→ INSTRUCTIONS TO FOLLOW: Take the entries below and reproduce them word for word.

→ SOURCE RECORDS:
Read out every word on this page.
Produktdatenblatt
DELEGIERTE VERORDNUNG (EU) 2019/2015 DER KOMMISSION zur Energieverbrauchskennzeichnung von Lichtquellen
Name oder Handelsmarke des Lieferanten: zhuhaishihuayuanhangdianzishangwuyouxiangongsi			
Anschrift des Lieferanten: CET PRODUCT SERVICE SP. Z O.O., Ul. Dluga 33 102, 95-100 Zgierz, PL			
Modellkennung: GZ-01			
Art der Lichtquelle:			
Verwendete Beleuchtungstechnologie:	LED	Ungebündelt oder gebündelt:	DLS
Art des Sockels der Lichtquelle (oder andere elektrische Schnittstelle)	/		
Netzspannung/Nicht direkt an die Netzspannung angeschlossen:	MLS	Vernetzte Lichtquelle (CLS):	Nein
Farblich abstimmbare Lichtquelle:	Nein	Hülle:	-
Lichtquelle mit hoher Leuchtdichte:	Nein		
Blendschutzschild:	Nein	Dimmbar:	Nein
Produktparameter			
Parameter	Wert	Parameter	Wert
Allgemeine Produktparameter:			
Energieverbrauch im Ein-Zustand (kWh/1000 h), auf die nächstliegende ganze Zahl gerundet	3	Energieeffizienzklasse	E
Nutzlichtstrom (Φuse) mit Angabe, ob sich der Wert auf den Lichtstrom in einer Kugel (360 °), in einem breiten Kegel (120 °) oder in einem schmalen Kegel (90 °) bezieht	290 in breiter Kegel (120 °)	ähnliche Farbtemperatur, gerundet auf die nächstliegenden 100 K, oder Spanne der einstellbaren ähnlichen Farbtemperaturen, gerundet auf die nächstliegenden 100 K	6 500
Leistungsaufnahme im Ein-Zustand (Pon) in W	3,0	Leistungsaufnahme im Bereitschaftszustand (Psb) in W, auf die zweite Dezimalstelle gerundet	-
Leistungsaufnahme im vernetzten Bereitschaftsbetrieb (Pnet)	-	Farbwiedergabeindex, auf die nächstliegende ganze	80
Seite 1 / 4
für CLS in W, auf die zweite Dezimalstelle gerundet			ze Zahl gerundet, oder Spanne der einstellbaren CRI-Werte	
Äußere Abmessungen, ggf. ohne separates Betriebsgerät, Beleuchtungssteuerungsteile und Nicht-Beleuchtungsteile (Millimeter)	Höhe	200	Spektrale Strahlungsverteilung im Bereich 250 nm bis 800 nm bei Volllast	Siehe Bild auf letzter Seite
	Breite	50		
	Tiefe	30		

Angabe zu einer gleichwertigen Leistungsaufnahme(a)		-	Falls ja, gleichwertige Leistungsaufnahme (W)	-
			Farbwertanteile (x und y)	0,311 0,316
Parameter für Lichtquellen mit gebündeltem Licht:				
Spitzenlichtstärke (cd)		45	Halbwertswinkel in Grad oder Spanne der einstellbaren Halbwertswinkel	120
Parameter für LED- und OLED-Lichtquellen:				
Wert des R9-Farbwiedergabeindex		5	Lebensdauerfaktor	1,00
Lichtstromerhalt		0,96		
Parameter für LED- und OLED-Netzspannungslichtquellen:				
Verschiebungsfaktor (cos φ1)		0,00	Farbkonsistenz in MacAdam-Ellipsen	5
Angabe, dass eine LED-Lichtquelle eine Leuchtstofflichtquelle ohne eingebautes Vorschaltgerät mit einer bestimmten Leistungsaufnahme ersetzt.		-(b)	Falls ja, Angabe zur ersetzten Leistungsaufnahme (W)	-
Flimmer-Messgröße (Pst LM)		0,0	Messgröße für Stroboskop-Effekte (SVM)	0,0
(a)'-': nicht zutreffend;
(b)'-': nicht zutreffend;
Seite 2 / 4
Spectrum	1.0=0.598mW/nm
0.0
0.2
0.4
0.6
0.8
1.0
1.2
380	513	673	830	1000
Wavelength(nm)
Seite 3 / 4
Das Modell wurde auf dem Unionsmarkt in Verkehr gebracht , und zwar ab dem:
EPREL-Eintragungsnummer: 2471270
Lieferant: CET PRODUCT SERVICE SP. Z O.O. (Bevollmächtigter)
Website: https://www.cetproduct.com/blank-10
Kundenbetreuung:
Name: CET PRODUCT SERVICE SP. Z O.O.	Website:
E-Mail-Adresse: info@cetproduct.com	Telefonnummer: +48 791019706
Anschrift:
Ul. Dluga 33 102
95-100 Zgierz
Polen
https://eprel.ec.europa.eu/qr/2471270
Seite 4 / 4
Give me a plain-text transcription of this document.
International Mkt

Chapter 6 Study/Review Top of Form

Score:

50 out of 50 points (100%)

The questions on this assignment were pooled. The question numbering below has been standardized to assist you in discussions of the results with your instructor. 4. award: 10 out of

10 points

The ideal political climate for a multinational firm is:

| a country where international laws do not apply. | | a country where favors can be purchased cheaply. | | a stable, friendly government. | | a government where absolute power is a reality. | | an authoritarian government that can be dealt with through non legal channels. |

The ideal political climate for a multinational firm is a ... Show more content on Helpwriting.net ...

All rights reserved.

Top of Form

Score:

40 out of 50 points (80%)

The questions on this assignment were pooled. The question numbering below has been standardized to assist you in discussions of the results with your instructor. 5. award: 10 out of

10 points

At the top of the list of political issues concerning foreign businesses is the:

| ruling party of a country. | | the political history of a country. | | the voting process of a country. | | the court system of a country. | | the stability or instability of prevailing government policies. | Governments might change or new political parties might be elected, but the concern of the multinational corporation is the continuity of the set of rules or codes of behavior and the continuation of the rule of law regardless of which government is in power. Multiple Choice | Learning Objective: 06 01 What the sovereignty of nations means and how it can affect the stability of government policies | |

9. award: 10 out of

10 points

→ EXERCISE SOLUTION:
Read out every word on this page.
Produktdatenblatt
DELEGIERTE VERORDNUNG (EU) 2019/2015 DER KOMMISSION zur Energieverbrauchskennzeichnung von Lichtquellen
Name oder Handelsmarke des Lieferanten: zhuhaishihuayuanhangdianzishangwuyouxiangongsi			
Anschrift des Lieferanten: CET PRODUCT SERVICE SP. Z O.O., Ul. Dluga 33 102, 95-100 Zgierz, PL			
Modellkennung: GZ-01			
Art der Lichtquelle:			
Verwendete Beleuchtungstechnologie:	LED	Ungebündelt oder gebündelt:	DLS
Art des Sockels der Lichtquelle (oder andere elektrische Schnittstelle)	/		
Netzspannung/Nicht direkt an die Netzspannung angeschlossen:	MLS	Vernetzte Lichtquelle (CLS):	Nein
Farblich abstimmbare Lichtquelle:	Nein	Hülle:	-
Lichtquelle mit hoher Leuchtdichte:	Nein		
Blendschutzschild:	Nein	Dimmbar:	Nein
Produktparameter			
Parameter	Wert	Parameter	Wert
Allgemeine Produktparameter:			
Energieverbrauch im Ein-Zustand (kWh/1000 h), auf die nächstliegende ganze Zahl gerundet	3	Energieeffizienzklasse	E
Nutzlichtstrom (Φuse) mit Angabe, ob sich der Wert auf den Lichtstrom in einer Kugel (360 °), in einem breiten Kegel (120 °) oder in einem schmalen Kegel (90 °) bezieht	290 in breiter Kegel (120 °)	ähnliche Farbtemperatur, gerundet auf die nächstliegenden 100 K, oder Spanne der einstellbaren ähnlichen Farbtemperaturen, gerundet auf die nächstliegenden 100 K	6 500
Leistungsaufnahme im Ein-Zustand (Pon) in W	3,0	Leistungsaufnahme im Bereitschaftszustand (Psb) in W, auf die zweite Dezimalstelle gerundet	-
Leistungsaufnahme im vernetzten Bereitschaftsbetrieb (Pnet)	-	Farbwiedergabeindex, auf die nächstliegende ganze	80
Seite 1 / 4
für CLS in W, auf die zweite Dezimalstelle gerundet			ze Zahl gerundet, oder Spanne der einstellbaren CRI-Werte	
Äußere Abmessungen, ggf. ohne separates Betriebsgerät, Beleuchtungssteuerungsteile und Nicht-Beleuchtungsteile (Millimeter)	Höhe	200	Spektrale Strahlungsverteilung im Bereich 250 nm bis 800 nm bei Volllast	Siehe Bild auf letzter Seite
	Breite	50		
	Tiefe	30		

Angabe zu einer gleichwertigen Leistungsaufnahme(a)		-	Falls ja, gleichwertige Leistungsaufnahme (W)	-
			Farbwertanteile (x und y)	0,311 0,316
Parameter für Lichtquellen mit gebündeltem Licht:				
Spitzenlichtstärke (cd)		45	Halbwertswinkel in Grad oder Spanne der einstellbaren Halbwertswinkel	120
Parameter für LED- und OLED-Lichtquellen:				
Wert des R9-Farbwiedergabeindex		5	Lebensdauerfaktor	1,00
Lichtstromerhalt		0,96		
Parameter für LED- und OLED-Netzspannungslichtquellen:				
Verschiebungsfaktor (cos φ1)		0,00	Farbkonsistenz in MacAdam-Ellipsen	5
Angabe, dass eine LED-Lichtquelle eine Leuchtstofflichtquelle ohne eingebautes Vorschaltgerät mit einer bestimmten Leistungsaufnahme ersetzt.		-(b)	Falls ja, Angabe zur ersetzten Leistungsaufnahme (W)	-
Flimmer-Messgröße (Pst LM)		0,0	Messgröße für Stroboskop-Effekte (SVM)	0,0
(a)'-': nicht zutreffend;
(b)'-': nicht zutreffend;
Seite 2 / 4
Spectrum	1.0=0.598mW/nm
0.0
0.2
0.4
0.6
0.8
1.0
1.2
380	513	673	830	1000
Wavelength(nm)
Seite 3 / 4
Das Modell wurde auf dem Unionsmarkt in Verkehr gebracht , und zwar ab dem:
EPREL-Eintragungsnummer: 2471270
Lieferant: CET PRODUCT SERVICE SP. Z O.O. (Bevollmächtigter)
Website: https://www.cetproduct.com/blank-10
Kundenbetreuung:
Name: CET PRODUCT SERVICE SP. Z O.O.	Website:
E-Mail-Adresse: info@cetproduct.com	Telefonnummer: +48 791019706
Anschrift:
Ul. Dluga 33 102
95-100 Zgierz
Polen
https://eprel.ec.europa.eu/qr/2471270
Seite 4 / 4
Give me a plain-text transcription of this document.
International Mkt

Chapter 6 Study/Review Top of Form

Score:

50 out of 50 points (100%)

The questions on this assignment were pooled. The question numbering below has been standardized to assist you in discussions of the results with your instructor. 4. award: 10 out of

10 points

The ideal political climate for a multinational firm is:

| a country where international laws do not apply. | | a country where favors can be purchased cheaply. | | a stable, friendly government. | | a government where absolute power is a reality. | | an authoritarian government that can be dealt with through non legal channels. |

The ideal political climate for a multinational firm is a ... Show more content on Helpwriting.net ...

All rights reserved.

Top of Form

Score:

40 out of 50 points (80%)

The questions on this assignment were pooled. The question numbering below has been standardized to assist you in discussions of the results with your instructor. 5. award: 10 out of

10 points

At the top of the list of political issues concerning foreign businesses is the:

| ruling party of a country. | | the political history of a country. | | the voting process of a country. | | the court system of a country. | | the stability or instability of prevailing government policies. | Governments might change or new political parties might be elected, but the concern of the multinational corporation is the continuity of the set of rules or codes of behavior and the continuation of the rule of law regardless of which government is in power. Multiple Choice | Learning Objective: 06 01 What the sovereignty of nations means and how it can affect the stability of government policies | |

9. award: 10 out of

10 points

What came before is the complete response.